__Written request__:
Write out only the lines from the line containing "Extract the structured" to the end of the listing below, both included, exactly as they stand. Drop the pictures.

__Records__:
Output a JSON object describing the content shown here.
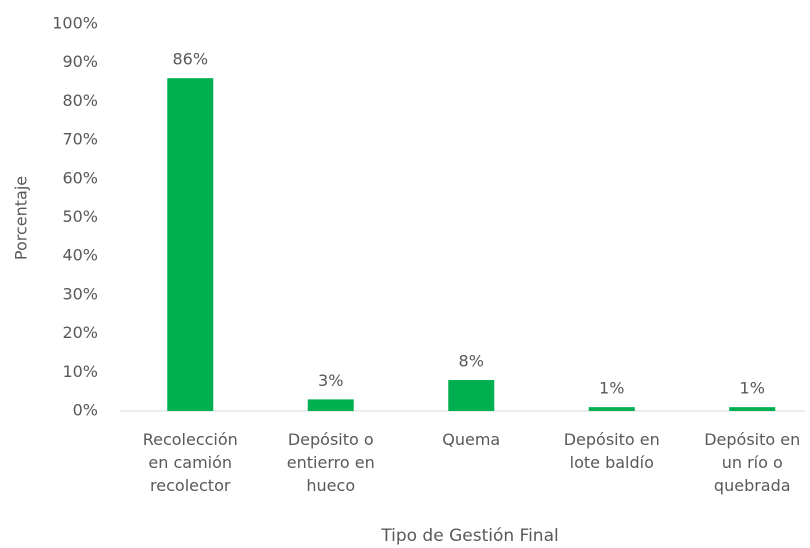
{
  "chart_data": {
    "type": "bar",
    "x_label": "Tipo de Gestión Final",
    "y_label": "Porcentaje",
    "categories": [
      "Recolección en camión recolector",
      "Depósito o entierro en hueco",
      "Quema",
      "Depósito en lote baldío",
      "Depósito en un río o quebrada"
    ],
    "values": [
      86,
      3,
      8,
      1,
      1
    ],
    "value_labels": [
      "86%",
      "3%",
      "8%",
      "1%",
      "1%"
    ],
    "color": "#00b050",
    "ylim": [
      0,
      100
    ],
    "yticks": [
      {
        "value": 0,
        "label": "0%"
      },
      {
        "value": 10,
        "label": "10%"
      },
      {
        "value": 20,
        "label": "20%"
      },
      {
        "value": 30,
        "label": "30%"
      },
      {
        "value": 40,
        "label": "40%"
      },
      {
        "value": 50,
        "label": "50%"
      },
      {
        "value": 60,
        "label": "60%"
      },
      {
        "value": 70,
        "label": "70%"
      },
      {
        "value": 80,
        "label": "80%"
      },
      {
        "value": 90,
        "label": "90%"
      },
      {
        "value": 100,
        "label": "100%"
      }
    ],
    "grid": false
  }
}
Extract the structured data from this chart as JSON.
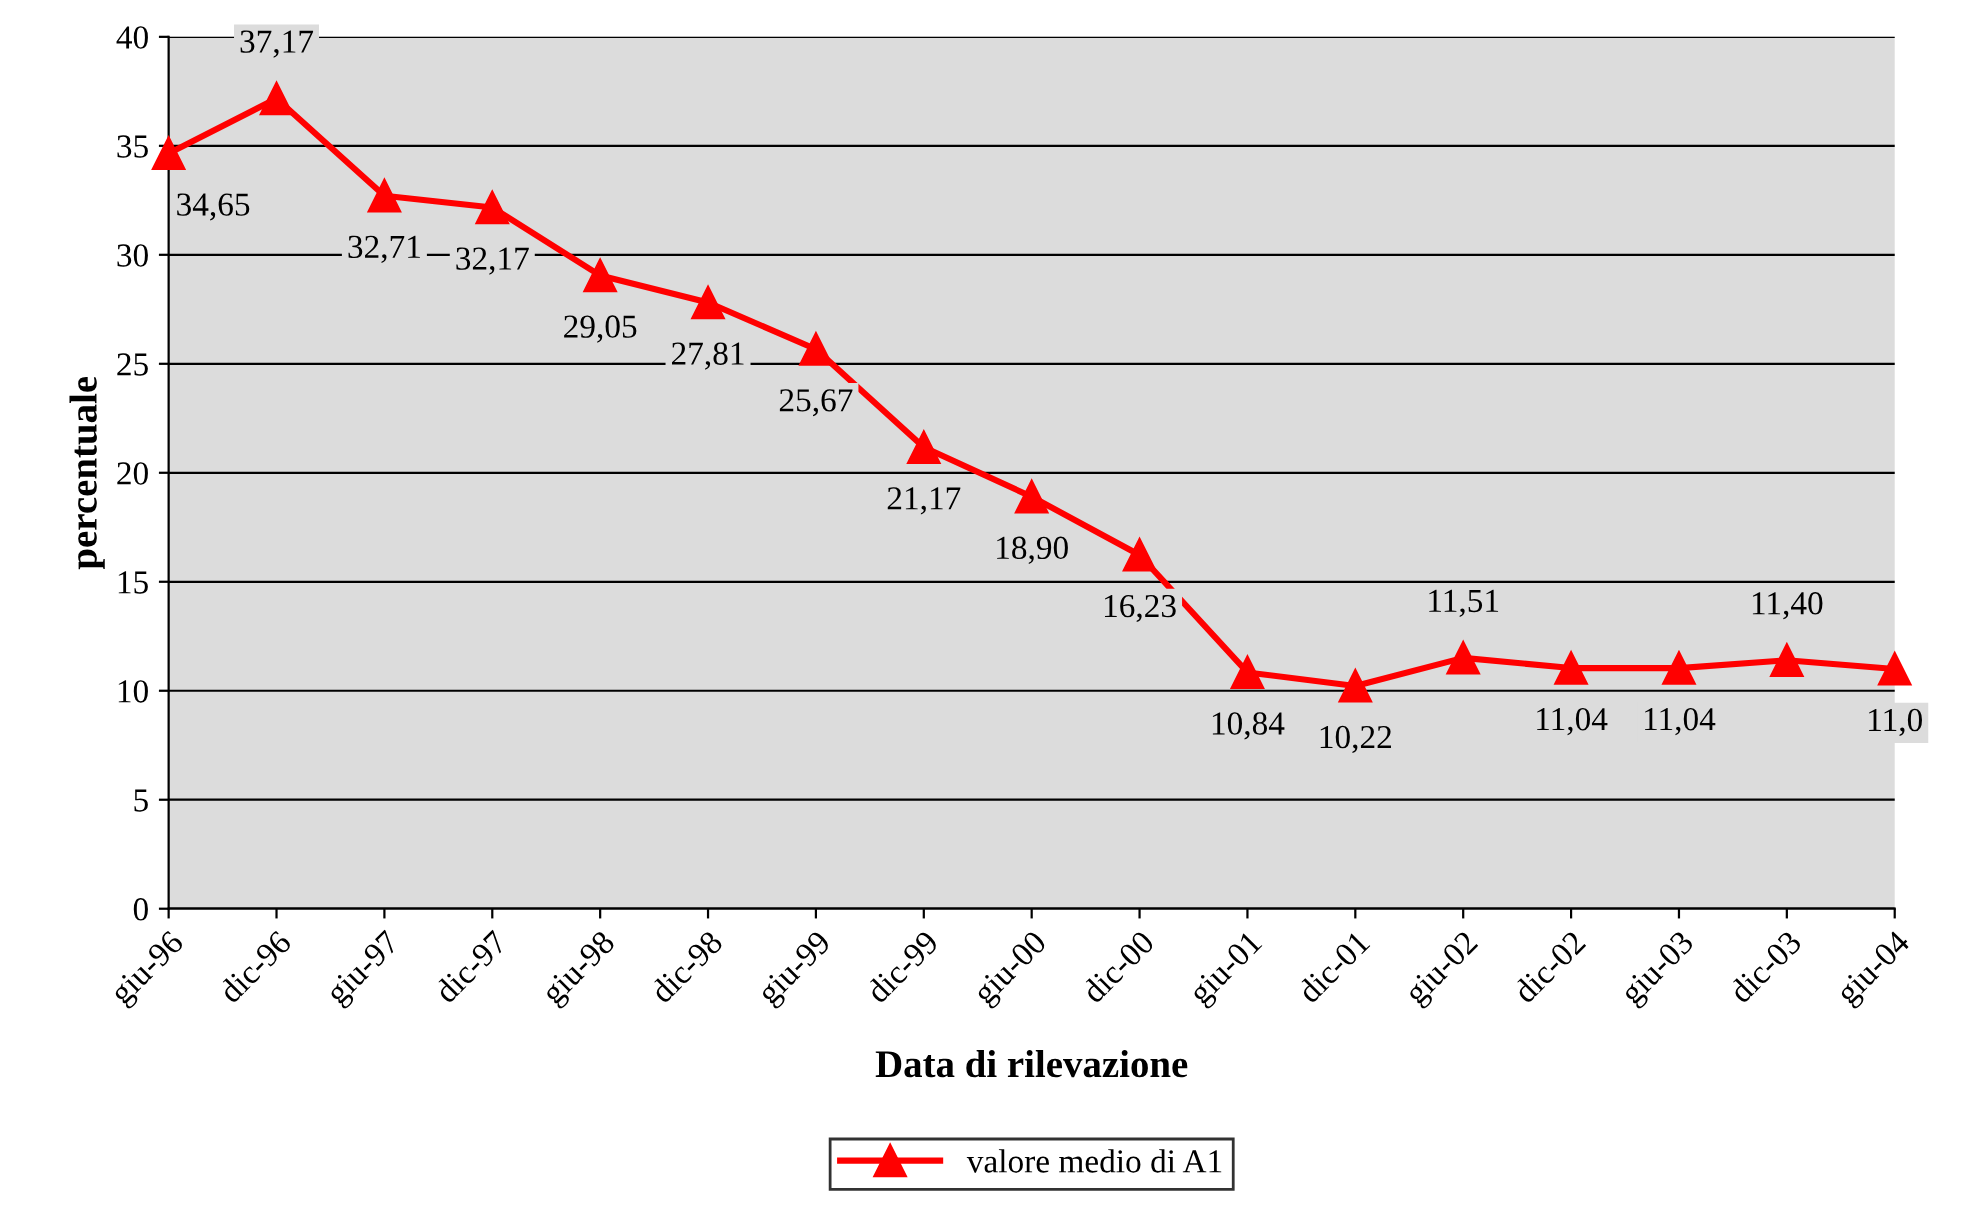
{
  "chart_data": {
    "type": "line",
    "xlabel": "Data di rilevazione",
    "ylabel": "percentuale",
    "categories": [
      "giu-96",
      "dic-96",
      "giu-97",
      "dic-97",
      "giu-98",
      "dic-98",
      "giu-99",
      "dic-99",
      "giu-00",
      "dic-00",
      "giu-01",
      "dic-01",
      "giu-02",
      "dic-02",
      "giu-03",
      "dic-03",
      "giu-04"
    ],
    "series": [
      {
        "name": "valore medio di A1",
        "color": "#ff0000",
        "values": [
          34.65,
          37.17,
          32.71,
          32.17,
          29.05,
          27.81,
          25.67,
          21.17,
          18.9,
          16.23,
          10.84,
          10.22,
          11.51,
          11.04,
          11.04,
          11.4,
          11.0
        ],
        "value_labels": [
          "34,65",
          "37,17",
          "32,71",
          "32,17",
          "29,05",
          "27,81",
          "25,67",
          "21,17",
          "18,90",
          "16,23",
          "10,84",
          "10,22",
          "11,51",
          "11,04",
          "11,04",
          "11,40",
          "11,0"
        ]
      }
    ],
    "ylim": [
      0,
      40
    ],
    "yticks": [
      0,
      5,
      10,
      15,
      20,
      25,
      30,
      35,
      40
    ],
    "grid": "y",
    "legend": "bottom",
    "marker": "triangle",
    "line_style": "solid"
  }
}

__Answer to the task__:
Extract the structured data from this chart as JSON.
{
  "chart_data": {
    "type": "line",
    "xlabel": "Data di rilevazione",
    "ylabel": "percentuale",
    "categories": [
      "giu-96",
      "dic-96",
      "giu-97",
      "dic-97",
      "giu-98",
      "dic-98",
      "giu-99",
      "dic-99",
      "giu-00",
      "dic-00",
      "giu-01",
      "dic-01",
      "giu-02",
      "dic-02",
      "giu-03",
      "dic-03",
      "giu-04"
    ],
    "series": [
      {
        "name": "valore medio di A1",
        "color": "#ff0000",
        "values": [
          34.65,
          37.17,
          32.71,
          32.17,
          29.05,
          27.81,
          25.67,
          21.17,
          18.9,
          16.23,
          10.84,
          10.22,
          11.51,
          11.04,
          11.04,
          11.4,
          11.0
        ],
        "value_labels": [
          "34,65",
          "37,17",
          "32,71",
          "32,17",
          "29,05",
          "27,81",
          "25,67",
          "21,17",
          "18,90",
          "16,23",
          "10,84",
          "10,22",
          "11,51",
          "11,04",
          "11,04",
          "11,40",
          "11,0"
        ]
      }
    ],
    "ylim": [
      0,
      40
    ],
    "yticks": [
      0,
      5,
      10,
      15,
      20,
      25,
      30,
      35,
      40
    ],
    "grid": "y",
    "legend": "bottom",
    "marker": "triangle",
    "line_style": "solid"
  }
}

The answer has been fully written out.